### Your instructions:
In the forum post about pay inequality, what is the proposed cap on what a company's highest earner can make?

### Selected extract:

□ □ □ □ □

Totally agree. I was working as a junior solicitor 25 years ago earning £30k plus pension etc. A similar job now you might earn £35k max. And yet house prices have gone up x5.

Meanwhile the few at the top, CEOs are earning absolutely vast sums, whilst paying their employees minimum wage.

There needs to be a maximum multiplier in place so for eg the highest earner in a company cannot earn more than x25 the lowest paid earners. So if the CEOs wages rise, so do everyone else's.

People should most definitely be marching in the streets and protesting at the shocking disparity and inequality between those at the top and bottom.

I'm not a Marxist but I think the phrase "Workers of the world unite, you have nothing to lose but your chains" is sadly very apt (again) these days.

jemihap · 05/12/2018 19:21

If you exclude the top 10% of earners then the UK average wage is actually £13k.

□ □ □ □ □

### Records shown:
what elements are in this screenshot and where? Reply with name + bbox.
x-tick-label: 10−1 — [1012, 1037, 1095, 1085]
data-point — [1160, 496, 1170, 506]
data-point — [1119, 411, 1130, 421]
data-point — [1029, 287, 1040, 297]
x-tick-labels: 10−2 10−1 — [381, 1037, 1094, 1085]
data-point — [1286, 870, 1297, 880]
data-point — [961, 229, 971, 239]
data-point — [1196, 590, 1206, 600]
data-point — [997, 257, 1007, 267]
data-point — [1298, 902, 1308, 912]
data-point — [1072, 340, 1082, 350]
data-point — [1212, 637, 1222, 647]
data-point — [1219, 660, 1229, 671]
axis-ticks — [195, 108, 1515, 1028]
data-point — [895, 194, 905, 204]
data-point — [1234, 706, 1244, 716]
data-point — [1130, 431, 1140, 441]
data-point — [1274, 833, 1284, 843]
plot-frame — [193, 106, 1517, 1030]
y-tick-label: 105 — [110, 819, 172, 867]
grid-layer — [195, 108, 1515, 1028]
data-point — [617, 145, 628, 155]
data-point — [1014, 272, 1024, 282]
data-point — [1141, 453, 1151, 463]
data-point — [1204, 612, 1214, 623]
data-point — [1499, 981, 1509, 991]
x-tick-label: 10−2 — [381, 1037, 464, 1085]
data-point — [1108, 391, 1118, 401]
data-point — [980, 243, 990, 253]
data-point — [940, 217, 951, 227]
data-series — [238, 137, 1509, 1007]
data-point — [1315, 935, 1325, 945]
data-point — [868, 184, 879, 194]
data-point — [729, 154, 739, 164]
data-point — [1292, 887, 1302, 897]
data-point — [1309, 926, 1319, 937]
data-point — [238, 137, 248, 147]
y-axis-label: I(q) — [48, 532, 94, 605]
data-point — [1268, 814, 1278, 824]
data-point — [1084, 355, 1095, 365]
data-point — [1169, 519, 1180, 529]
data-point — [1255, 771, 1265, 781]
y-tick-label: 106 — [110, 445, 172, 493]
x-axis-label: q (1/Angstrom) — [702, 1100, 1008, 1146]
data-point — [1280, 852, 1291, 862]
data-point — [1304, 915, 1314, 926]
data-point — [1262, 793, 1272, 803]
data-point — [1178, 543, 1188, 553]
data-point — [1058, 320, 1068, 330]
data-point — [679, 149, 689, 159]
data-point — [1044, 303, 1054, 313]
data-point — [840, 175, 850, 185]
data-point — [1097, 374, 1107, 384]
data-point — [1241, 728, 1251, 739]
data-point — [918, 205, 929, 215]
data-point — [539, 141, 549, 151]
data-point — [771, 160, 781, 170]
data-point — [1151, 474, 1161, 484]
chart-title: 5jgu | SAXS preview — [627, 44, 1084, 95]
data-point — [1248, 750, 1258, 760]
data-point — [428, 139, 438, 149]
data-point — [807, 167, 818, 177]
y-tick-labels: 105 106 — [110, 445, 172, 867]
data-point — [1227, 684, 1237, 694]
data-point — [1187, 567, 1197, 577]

□ □ □ □ □

### Task solution:
No more than 25 times what the lowest-paid earners make.